■ **AIM**
Reproduce all entries word for word.

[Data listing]
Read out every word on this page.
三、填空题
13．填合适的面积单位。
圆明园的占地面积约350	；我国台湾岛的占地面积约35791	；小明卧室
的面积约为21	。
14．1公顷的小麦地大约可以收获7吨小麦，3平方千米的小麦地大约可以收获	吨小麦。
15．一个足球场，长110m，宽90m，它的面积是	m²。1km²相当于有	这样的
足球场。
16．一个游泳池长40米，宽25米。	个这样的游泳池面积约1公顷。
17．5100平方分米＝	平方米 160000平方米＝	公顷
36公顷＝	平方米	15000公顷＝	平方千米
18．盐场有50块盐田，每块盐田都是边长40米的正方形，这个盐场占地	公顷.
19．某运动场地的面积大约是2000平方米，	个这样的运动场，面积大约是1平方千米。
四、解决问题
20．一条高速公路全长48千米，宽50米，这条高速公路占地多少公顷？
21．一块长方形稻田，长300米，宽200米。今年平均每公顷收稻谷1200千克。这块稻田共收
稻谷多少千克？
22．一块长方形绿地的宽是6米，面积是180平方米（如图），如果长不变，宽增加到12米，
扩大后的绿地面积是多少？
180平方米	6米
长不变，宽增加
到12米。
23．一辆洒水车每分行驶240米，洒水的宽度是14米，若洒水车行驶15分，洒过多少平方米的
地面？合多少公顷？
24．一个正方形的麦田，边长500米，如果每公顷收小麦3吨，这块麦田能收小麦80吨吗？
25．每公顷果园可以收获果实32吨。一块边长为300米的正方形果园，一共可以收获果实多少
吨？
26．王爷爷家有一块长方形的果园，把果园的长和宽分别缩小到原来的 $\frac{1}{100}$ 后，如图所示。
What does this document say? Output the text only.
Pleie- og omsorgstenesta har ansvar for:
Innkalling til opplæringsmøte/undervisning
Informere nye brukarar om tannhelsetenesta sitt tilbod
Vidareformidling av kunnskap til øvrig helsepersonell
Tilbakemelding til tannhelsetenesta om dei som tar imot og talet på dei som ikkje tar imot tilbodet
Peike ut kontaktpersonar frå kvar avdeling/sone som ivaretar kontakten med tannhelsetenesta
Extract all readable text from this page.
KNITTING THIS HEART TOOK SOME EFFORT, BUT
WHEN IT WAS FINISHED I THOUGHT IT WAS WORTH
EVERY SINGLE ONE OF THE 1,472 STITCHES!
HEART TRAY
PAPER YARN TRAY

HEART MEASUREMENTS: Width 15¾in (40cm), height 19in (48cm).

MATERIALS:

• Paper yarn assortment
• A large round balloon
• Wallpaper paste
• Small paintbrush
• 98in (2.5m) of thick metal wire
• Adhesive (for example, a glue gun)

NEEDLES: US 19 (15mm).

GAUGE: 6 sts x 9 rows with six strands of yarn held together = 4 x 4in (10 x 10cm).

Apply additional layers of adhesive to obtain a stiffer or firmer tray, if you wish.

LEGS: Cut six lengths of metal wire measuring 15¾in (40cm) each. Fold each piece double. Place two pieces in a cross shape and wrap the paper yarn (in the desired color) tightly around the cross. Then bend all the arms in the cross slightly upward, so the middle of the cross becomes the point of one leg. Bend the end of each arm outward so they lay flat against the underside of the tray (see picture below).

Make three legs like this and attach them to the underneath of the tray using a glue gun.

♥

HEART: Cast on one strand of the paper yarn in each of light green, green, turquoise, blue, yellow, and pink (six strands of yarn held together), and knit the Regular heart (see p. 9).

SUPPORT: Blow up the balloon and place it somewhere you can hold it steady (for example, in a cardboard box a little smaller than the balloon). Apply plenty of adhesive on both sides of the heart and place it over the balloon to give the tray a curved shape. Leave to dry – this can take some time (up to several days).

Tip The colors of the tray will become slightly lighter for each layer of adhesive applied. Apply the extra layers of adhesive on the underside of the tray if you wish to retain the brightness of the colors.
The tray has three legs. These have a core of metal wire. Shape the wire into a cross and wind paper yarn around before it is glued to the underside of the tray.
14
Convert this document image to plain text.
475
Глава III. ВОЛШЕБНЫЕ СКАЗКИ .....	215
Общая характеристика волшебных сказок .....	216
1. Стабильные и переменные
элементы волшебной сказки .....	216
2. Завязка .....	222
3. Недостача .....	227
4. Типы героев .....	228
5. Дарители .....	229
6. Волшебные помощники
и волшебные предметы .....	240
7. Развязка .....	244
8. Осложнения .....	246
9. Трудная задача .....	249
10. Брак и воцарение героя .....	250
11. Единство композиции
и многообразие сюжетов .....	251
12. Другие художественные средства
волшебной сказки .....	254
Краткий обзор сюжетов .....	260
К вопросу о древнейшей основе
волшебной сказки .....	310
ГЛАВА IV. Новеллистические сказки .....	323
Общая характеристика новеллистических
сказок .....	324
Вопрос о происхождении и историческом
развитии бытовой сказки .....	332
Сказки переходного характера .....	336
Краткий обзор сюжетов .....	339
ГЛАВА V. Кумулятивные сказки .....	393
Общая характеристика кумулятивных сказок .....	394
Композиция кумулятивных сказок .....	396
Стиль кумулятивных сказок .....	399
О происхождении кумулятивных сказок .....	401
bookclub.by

■ **WRITTEN SOLUTION**
Read out every word on this page.
三、填空题
13．填合适的面积单位。
圆明园的占地面积约350	；我国台湾岛的占地面积约35791	；小明卧室
的面积约为21	。
14．1公顷的小麦地大约可以收获7吨小麦，3平方千米的小麦地大约可以收获	吨小麦。
15．一个足球场，长110m，宽90m，它的面积是	m²。1km²相当于有	这样的
足球场。
16．一个游泳池长40米，宽25米。	个这样的游泳池面积约1公顷。
17．5100平方分米＝	平方米 160000平方米＝	公顷
36公顷＝	平方米	15000公顷＝	平方千米
18．盐场有50块盐田，每块盐田都是边长40米的正方形，这个盐场占地	公顷.
19．某运动场地的面积大约是2000平方米，	个这样的运动场，面积大约是1平方千米。
四、解决问题
20．一条高速公路全长48千米，宽50米，这条高速公路占地多少公顷？
21．一块长方形稻田，长300米，宽200米。今年平均每公顷收稻谷1200千克。这块稻田共收
稻谷多少千克？
22．一块长方形绿地的宽是6米，面积是180平方米（如图），如果长不变，宽增加到12米，
扩大后的绿地面积是多少？
180平方米	6米
长不变，宽增加
到12米。
23．一辆洒水车每分行驶240米，洒水的宽度是14米，若洒水车行驶15分，洒过多少平方米的
地面？合多少公顷？
24．一个正方形的麦田，边长500米，如果每公顷收小麦3吨，这块麦田能收小麦80吨吗？
25．每公顷果园可以收获果实32吨。一块边长为300米的正方形果园，一共可以收获果实多少
吨？
26．王爷爷家有一块长方形的果园，把果园的长和宽分别缩小到原来的 $\frac{1}{100}$ 后，如图所示。
What does this document say? Output the text only.
Pleie- og omsorgstenesta har ansvar for:
Innkalling til opplæringsmøte/undervisning
Informere nye brukarar om tannhelsetenesta sitt tilbod
Vidareformidling av kunnskap til øvrig helsepersonell
Tilbakemelding til tannhelsetenesta om dei som tar imot og talet på dei som ikkje tar imot tilbodet
Peike ut kontaktpersonar frå kvar avdeling/sone som ivaretar kontakten med tannhelsetenesta
Extract all readable text from this page.
KNITTING THIS HEART TOOK SOME EFFORT, BUT
WHEN IT WAS FINISHED I THOUGHT IT WAS WORTH
EVERY SINGLE ONE OF THE 1,472 STITCHES!
HEART TRAY
PAPER YARN TRAY

HEART MEASUREMENTS: Width 15¾in (40cm), height 19in (48cm).

MATERIALS:

• Paper yarn assortment
• A large round balloon
• Wallpaper paste
• Small paintbrush
• 98in (2.5m) of thick metal wire
• Adhesive (for example, a glue gun)

NEEDLES: US 19 (15mm).

GAUGE: 6 sts x 9 rows with six strands of yarn held together = 4 x 4in (10 x 10cm).

Apply additional layers of adhesive to obtain a stiffer or firmer tray, if you wish.

LEGS: Cut six lengths of metal wire measuring 15¾in (40cm) each. Fold each piece double. Place two pieces in a cross shape and wrap the paper yarn (in the desired color) tightly around the cross. Then bend all the arms in the cross slightly upward, so the middle of the cross becomes the point of one leg. Bend the end of each arm outward so they lay flat against the underside of the tray (see picture below).

Make three legs like this and attach them to the underneath of the tray using a glue gun.

♥

HEART: Cast on one strand of the paper yarn in each of light green, green, turquoise, blue, yellow, and pink (six strands of yarn held together), and knit the Regular heart (see p. 9).

SUPPORT: Blow up the balloon and place it somewhere you can hold it steady (for example, in a cardboard box a little smaller than the balloon). Apply plenty of adhesive on both sides of the heart and place it over the balloon to give the tray a curved shape. Leave to dry – this can take some time (up to several days).

Tip The colors of the tray will become slightly lighter for each layer of adhesive applied. Apply the extra layers of adhesive on the underside of the tray if you wish to retain the brightness of the colors.
The tray has three legs. These have a core of metal wire. Shape the wire into a cross and wind paper yarn around before it is glued to the underside of the tray.
14
Convert this document image to plain text.
475
Глава III. ВОЛШЕБНЫЕ СКАЗКИ .....	215
Общая характеристика волшебных сказок .....	216
1. Стабильные и переменные
элементы волшебной сказки .....	216
2. Завязка .....	222
3. Недостача .....	227
4. Типы героев .....	228
5. Дарители .....	229
6. Волшебные помощники
и волшебные предметы .....	240
7. Развязка .....	244
8. Осложнения .....	246
9. Трудная задача .....	249
10. Брак и воцарение героя .....	250
11. Единство композиции
и многообразие сюжетов .....	251
12. Другие художественные средства
волшебной сказки .....	254
Краткий обзор сюжетов .....	260
К вопросу о древнейшей основе
волшебной сказки .....	310
ГЛАВА IV. Новеллистические сказки .....	323
Общая характеристика новеллистических
сказок .....	324
Вопрос о происхождении и историческом
развитии бытовой сказки .....	332
Сказки переходного характера .....	336
Краткий обзор сюжетов .....	339
ГЛАВА V. Кумулятивные сказки .....	393
Общая характеристика кумулятивных сказок .....	394
Композиция кумулятивных сказок .....	396
Стиль кумулятивных сказок .....	399
О происхождении кумулятивных сказок .....	401
bookclub.by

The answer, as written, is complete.